### WHAT YOU HAVE TO DO
Each line that includes the word "effects" counts once; give the total and nothing more.

### MATERIAL
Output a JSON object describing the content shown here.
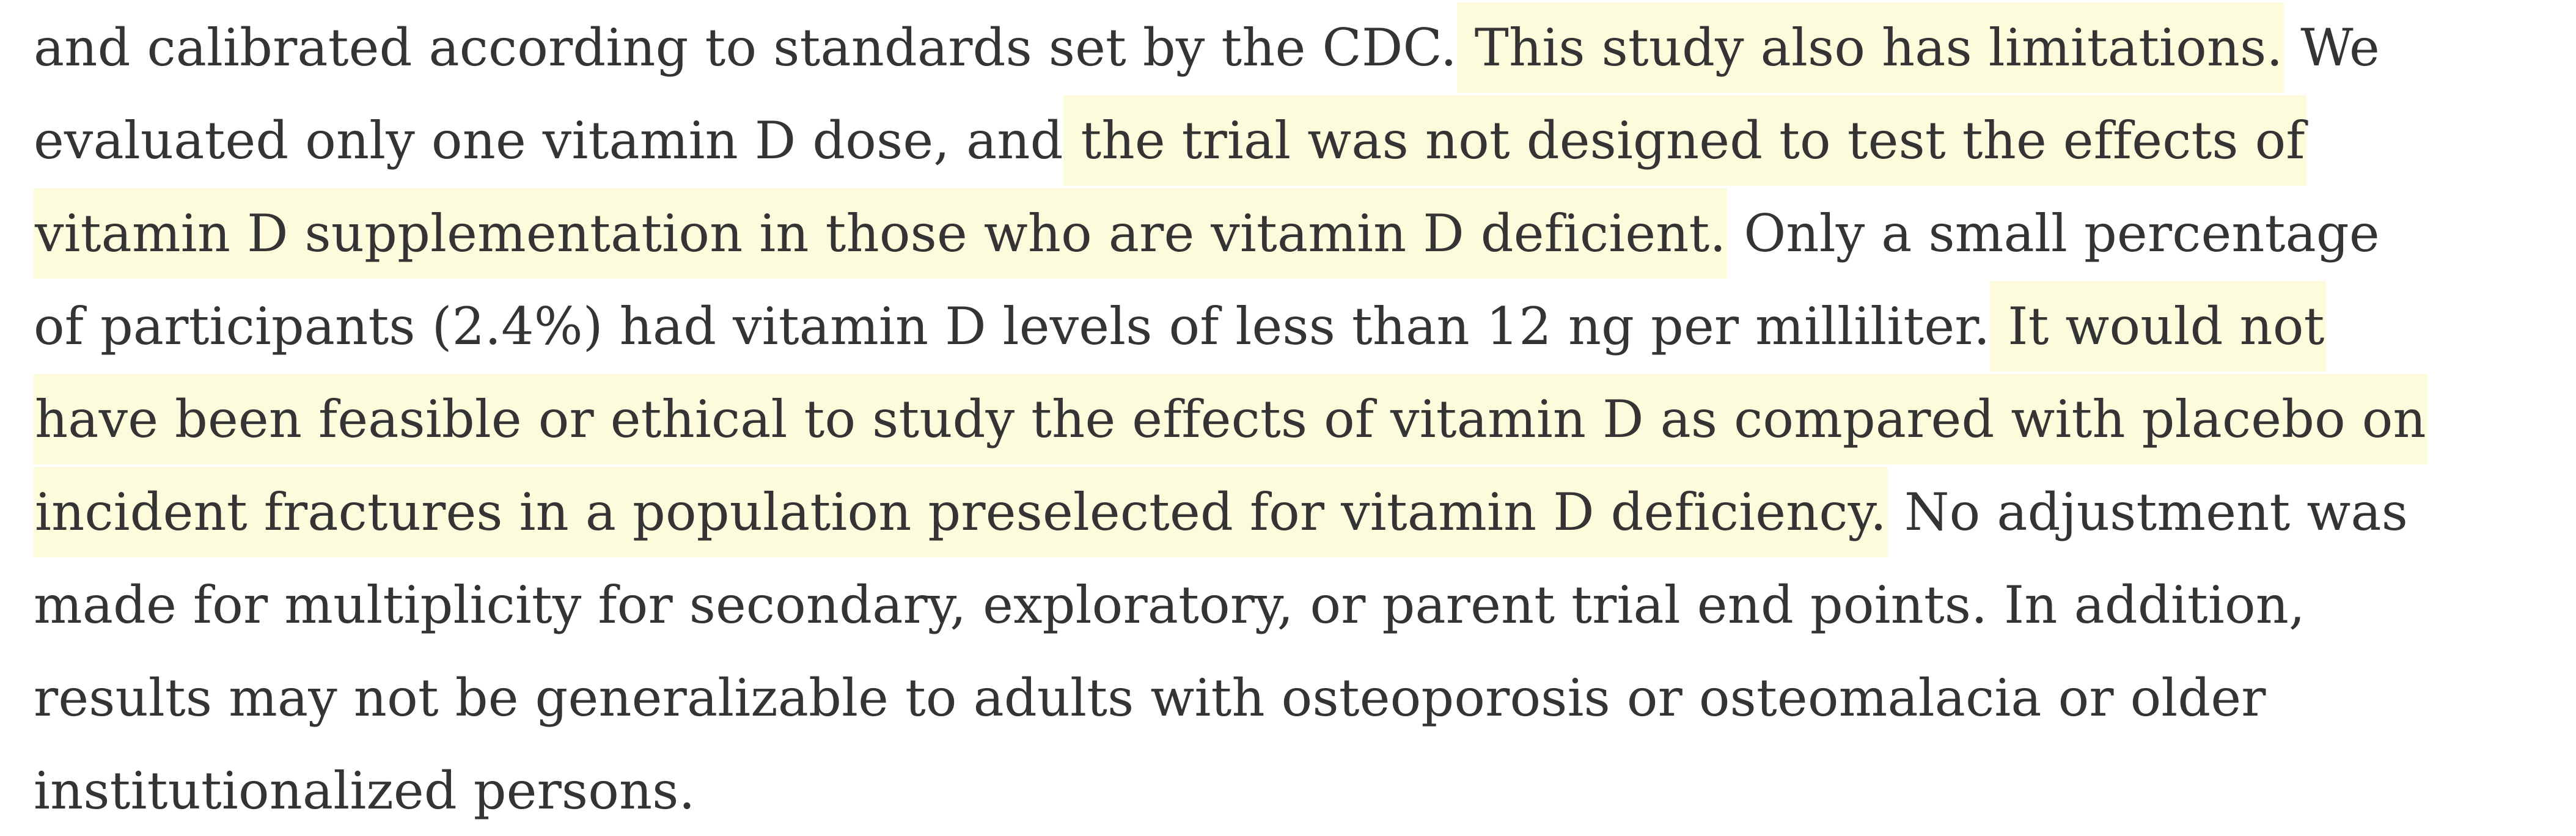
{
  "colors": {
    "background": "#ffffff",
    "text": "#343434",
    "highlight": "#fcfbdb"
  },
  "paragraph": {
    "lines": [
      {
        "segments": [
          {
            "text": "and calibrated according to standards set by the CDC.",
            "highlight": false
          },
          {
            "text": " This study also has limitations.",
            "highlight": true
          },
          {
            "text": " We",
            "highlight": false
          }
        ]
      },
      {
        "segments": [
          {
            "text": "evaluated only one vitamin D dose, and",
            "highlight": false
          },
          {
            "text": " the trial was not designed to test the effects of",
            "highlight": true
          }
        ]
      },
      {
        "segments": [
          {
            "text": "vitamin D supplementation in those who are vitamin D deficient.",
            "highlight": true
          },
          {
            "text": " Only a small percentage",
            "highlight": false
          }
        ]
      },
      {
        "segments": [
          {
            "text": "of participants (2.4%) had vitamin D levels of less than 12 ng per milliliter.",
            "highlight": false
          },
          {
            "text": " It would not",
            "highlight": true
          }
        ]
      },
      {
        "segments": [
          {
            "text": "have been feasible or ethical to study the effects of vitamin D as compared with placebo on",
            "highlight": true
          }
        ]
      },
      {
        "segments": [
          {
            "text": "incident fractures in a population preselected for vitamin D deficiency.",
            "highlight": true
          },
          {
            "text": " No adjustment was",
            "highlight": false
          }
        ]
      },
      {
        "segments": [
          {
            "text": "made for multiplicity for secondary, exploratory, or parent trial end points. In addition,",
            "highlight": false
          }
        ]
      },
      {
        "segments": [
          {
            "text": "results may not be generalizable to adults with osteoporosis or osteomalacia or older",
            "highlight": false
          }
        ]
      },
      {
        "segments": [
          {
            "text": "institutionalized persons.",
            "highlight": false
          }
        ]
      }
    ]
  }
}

==

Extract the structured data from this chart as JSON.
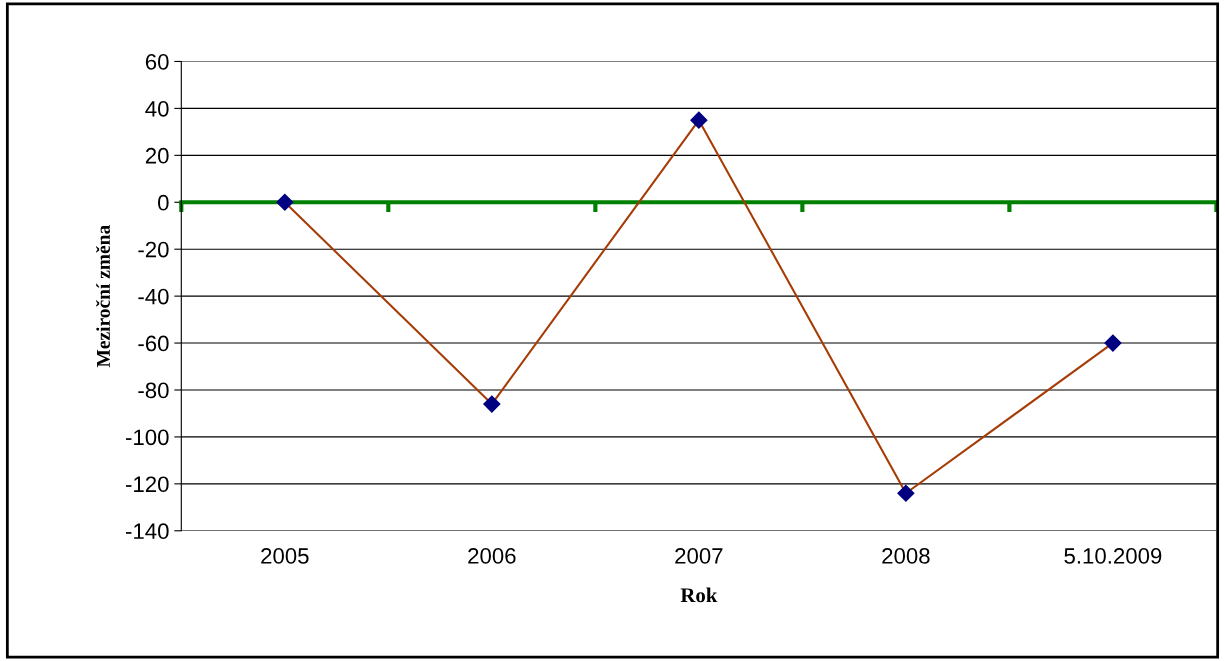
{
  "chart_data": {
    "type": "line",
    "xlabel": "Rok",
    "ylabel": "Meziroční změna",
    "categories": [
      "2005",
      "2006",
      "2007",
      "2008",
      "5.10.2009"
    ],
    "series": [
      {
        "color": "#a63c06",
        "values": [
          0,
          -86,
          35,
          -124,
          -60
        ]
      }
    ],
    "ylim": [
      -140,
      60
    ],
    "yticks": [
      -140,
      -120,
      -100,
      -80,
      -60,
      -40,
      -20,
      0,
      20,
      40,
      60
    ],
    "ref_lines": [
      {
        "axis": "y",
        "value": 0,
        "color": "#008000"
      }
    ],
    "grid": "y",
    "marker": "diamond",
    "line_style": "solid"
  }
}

### RESULT BELOW
2